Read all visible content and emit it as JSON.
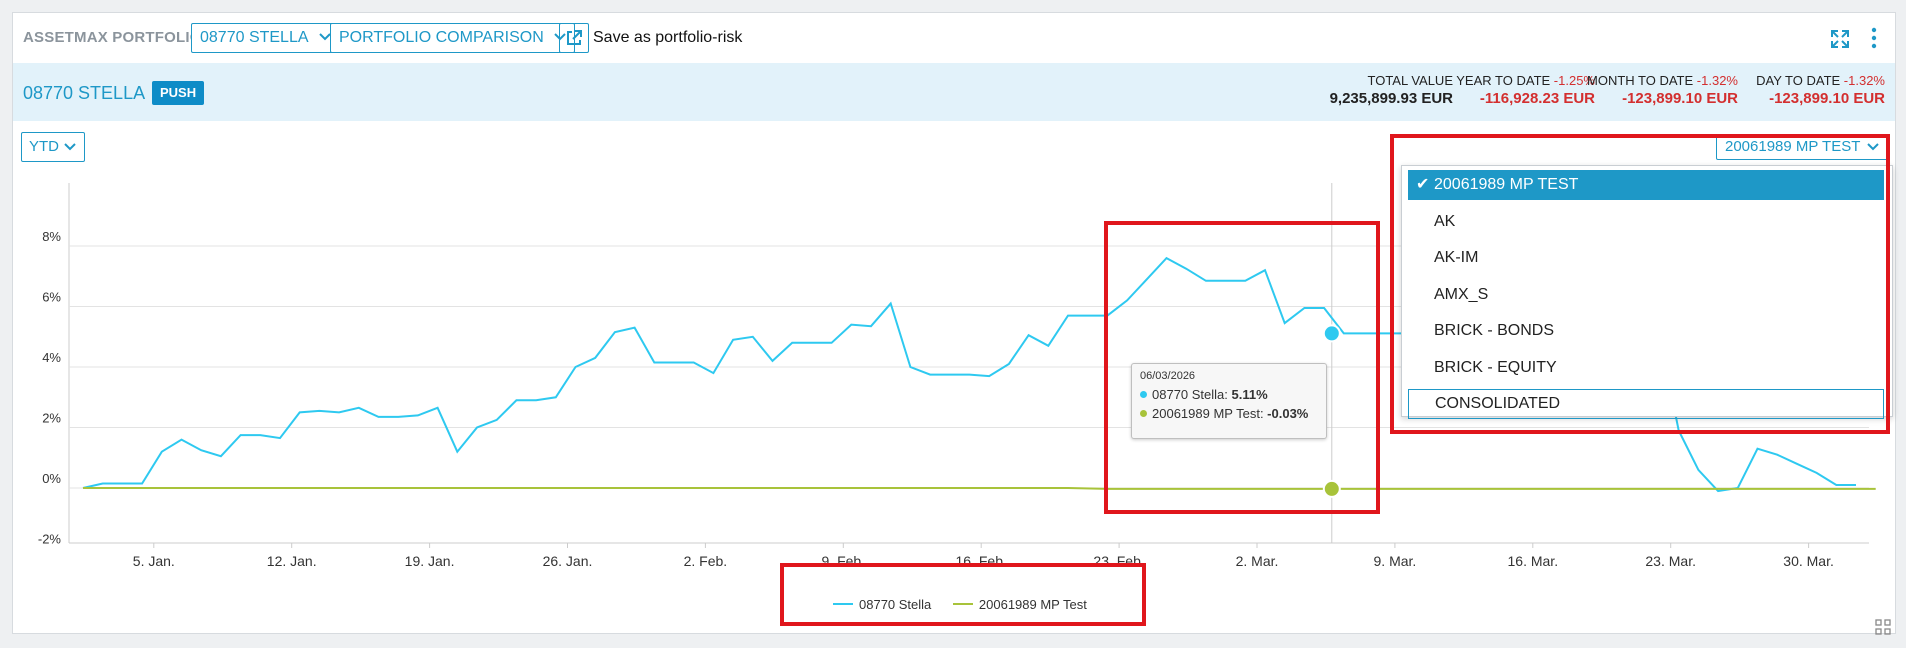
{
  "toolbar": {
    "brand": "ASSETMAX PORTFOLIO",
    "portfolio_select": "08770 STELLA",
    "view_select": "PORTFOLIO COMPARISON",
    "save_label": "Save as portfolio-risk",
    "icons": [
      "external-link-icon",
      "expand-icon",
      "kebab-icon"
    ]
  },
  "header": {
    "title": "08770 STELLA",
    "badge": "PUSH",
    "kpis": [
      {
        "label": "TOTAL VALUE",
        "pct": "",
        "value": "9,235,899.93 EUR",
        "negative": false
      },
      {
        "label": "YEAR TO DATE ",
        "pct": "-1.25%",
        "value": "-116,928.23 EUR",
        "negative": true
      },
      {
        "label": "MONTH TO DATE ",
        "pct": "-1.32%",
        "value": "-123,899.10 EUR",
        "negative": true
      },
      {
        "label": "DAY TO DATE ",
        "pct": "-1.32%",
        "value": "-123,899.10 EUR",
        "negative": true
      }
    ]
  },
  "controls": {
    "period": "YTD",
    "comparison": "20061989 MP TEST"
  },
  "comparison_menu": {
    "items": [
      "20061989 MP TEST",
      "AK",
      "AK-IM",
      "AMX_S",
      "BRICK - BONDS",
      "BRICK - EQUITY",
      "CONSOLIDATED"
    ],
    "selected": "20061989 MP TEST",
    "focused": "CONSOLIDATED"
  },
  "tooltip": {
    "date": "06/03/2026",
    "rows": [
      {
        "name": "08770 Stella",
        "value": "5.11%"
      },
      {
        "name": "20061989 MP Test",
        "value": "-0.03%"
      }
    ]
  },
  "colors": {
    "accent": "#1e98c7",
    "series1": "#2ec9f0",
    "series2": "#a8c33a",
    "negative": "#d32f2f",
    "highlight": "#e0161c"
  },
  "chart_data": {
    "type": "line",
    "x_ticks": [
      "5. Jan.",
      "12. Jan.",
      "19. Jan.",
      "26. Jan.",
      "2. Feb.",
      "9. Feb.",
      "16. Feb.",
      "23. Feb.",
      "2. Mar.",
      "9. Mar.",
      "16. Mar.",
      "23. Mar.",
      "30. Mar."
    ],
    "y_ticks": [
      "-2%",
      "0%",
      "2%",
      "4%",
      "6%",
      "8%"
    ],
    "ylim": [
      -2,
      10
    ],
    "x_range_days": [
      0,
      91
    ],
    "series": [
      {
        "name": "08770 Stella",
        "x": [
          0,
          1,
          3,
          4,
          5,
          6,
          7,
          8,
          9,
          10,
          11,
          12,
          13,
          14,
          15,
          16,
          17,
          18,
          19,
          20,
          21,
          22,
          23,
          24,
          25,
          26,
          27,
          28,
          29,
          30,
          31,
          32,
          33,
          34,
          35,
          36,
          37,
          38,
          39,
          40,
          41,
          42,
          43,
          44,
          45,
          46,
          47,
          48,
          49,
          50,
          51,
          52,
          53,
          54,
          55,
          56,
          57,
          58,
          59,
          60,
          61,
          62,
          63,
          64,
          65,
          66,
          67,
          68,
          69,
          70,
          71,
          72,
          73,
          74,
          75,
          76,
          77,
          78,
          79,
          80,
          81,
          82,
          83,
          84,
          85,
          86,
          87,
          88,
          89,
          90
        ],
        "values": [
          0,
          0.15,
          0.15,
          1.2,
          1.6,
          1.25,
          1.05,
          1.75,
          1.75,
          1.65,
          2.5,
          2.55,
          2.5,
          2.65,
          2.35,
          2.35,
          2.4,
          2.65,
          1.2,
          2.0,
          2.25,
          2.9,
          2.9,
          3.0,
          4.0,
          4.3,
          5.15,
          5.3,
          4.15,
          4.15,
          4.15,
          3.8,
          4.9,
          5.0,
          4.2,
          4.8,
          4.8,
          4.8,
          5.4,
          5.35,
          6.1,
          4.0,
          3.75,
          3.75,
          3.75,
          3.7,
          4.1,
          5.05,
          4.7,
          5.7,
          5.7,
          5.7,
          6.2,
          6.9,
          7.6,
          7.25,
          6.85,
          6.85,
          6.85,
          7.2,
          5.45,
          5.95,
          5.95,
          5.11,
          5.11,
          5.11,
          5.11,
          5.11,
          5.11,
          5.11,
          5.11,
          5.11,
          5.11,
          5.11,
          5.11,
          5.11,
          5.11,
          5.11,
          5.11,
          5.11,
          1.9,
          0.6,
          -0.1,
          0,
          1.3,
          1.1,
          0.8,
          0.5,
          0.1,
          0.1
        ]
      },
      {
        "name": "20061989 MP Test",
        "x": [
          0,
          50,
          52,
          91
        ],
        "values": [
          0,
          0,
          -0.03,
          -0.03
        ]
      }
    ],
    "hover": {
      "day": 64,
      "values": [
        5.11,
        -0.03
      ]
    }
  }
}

**GOAL:**
Return the material exactly as given, apart from the pictures.

**RESULT FOR THIS TASK:**
Read all visible content and emit it as JSON.
{
  "toolbar": {
    "brand": "ASSETMAX PORTFOLIO",
    "portfolio_select": "08770 STELLA",
    "view_select": "PORTFOLIO COMPARISON",
    "save_label": "Save as portfolio-risk",
    "icons": [
      "external-link-icon",
      "expand-icon",
      "kebab-icon"
    ]
  },
  "header": {
    "title": "08770 STELLA",
    "badge": "PUSH",
    "kpis": [
      {
        "label": "TOTAL VALUE",
        "pct": "",
        "value": "9,235,899.93 EUR",
        "negative": false
      },
      {
        "label": "YEAR TO DATE ",
        "pct": "-1.25%",
        "value": "-116,928.23 EUR",
        "negative": true
      },
      {
        "label": "MONTH TO DATE ",
        "pct": "-1.32%",
        "value": "-123,899.10 EUR",
        "negative": true
      },
      {
        "label": "DAY TO DATE ",
        "pct": "-1.32%",
        "value": "-123,899.10 EUR",
        "negative": true
      }
    ]
  },
  "controls": {
    "period": "YTD",
    "comparison": "20061989 MP TEST"
  },
  "comparison_menu": {
    "items": [
      "20061989 MP TEST",
      "AK",
      "AK-IM",
      "AMX_S",
      "BRICK - BONDS",
      "BRICK - EQUITY",
      "CONSOLIDATED"
    ],
    "selected": "20061989 MP TEST",
    "focused": "CONSOLIDATED"
  },
  "tooltip": {
    "date": "06/03/2026",
    "rows": [
      {
        "name": "08770 Stella",
        "value": "5.11%"
      },
      {
        "name": "20061989 MP Test",
        "value": "-0.03%"
      }
    ]
  },
  "colors": {
    "accent": "#1e98c7",
    "series1": "#2ec9f0",
    "series2": "#a8c33a",
    "negative": "#d32f2f",
    "highlight": "#e0161c"
  },
  "chart_data": {
    "type": "line",
    "x_ticks": [
      "5. Jan.",
      "12. Jan.",
      "19. Jan.",
      "26. Jan.",
      "2. Feb.",
      "9. Feb.",
      "16. Feb.",
      "23. Feb.",
      "2. Mar.",
      "9. Mar.",
      "16. Mar.",
      "23. Mar.",
      "30. Mar."
    ],
    "y_ticks": [
      "-2%",
      "0%",
      "2%",
      "4%",
      "6%",
      "8%"
    ],
    "ylim": [
      -2,
      10
    ],
    "x_range_days": [
      0,
      91
    ],
    "series": [
      {
        "name": "08770 Stella",
        "x": [
          0,
          1,
          3,
          4,
          5,
          6,
          7,
          8,
          9,
          10,
          11,
          12,
          13,
          14,
          15,
          16,
          17,
          18,
          19,
          20,
          21,
          22,
          23,
          24,
          25,
          26,
          27,
          28,
          29,
          30,
          31,
          32,
          33,
          34,
          35,
          36,
          37,
          38,
          39,
          40,
          41,
          42,
          43,
          44,
          45,
          46,
          47,
          48,
          49,
          50,
          51,
          52,
          53,
          54,
          55,
          56,
          57,
          58,
          59,
          60,
          61,
          62,
          63,
          64,
          65,
          66,
          67,
          68,
          69,
          70,
          71,
          72,
          73,
          74,
          75,
          76,
          77,
          78,
          79,
          80,
          81,
          82,
          83,
          84,
          85,
          86,
          87,
          88,
          89,
          90
        ],
        "values": [
          0,
          0.15,
          0.15,
          1.2,
          1.6,
          1.25,
          1.05,
          1.75,
          1.75,
          1.65,
          2.5,
          2.55,
          2.5,
          2.65,
          2.35,
          2.35,
          2.4,
          2.65,
          1.2,
          2.0,
          2.25,
          2.9,
          2.9,
          3.0,
          4.0,
          4.3,
          5.15,
          5.3,
          4.15,
          4.15,
          4.15,
          3.8,
          4.9,
          5.0,
          4.2,
          4.8,
          4.8,
          4.8,
          5.4,
          5.35,
          6.1,
          4.0,
          3.75,
          3.75,
          3.75,
          3.7,
          4.1,
          5.05,
          4.7,
          5.7,
          5.7,
          5.7,
          6.2,
          6.9,
          7.6,
          7.25,
          6.85,
          6.85,
          6.85,
          7.2,
          5.45,
          5.95,
          5.95,
          5.11,
          5.11,
          5.11,
          5.11,
          5.11,
          5.11,
          5.11,
          5.11,
          5.11,
          5.11,
          5.11,
          5.11,
          5.11,
          5.11,
          5.11,
          5.11,
          5.11,
          1.9,
          0.6,
          -0.1,
          0,
          1.3,
          1.1,
          0.8,
          0.5,
          0.1,
          0.1
        ]
      },
      {
        "name": "20061989 MP Test",
        "x": [
          0,
          50,
          52,
          91
        ],
        "values": [
          0,
          0,
          -0.03,
          -0.03
        ]
      }
    ],
    "hover": {
      "day": 64,
      "values": [
        5.11,
        -0.03
      ]
    }
  }
}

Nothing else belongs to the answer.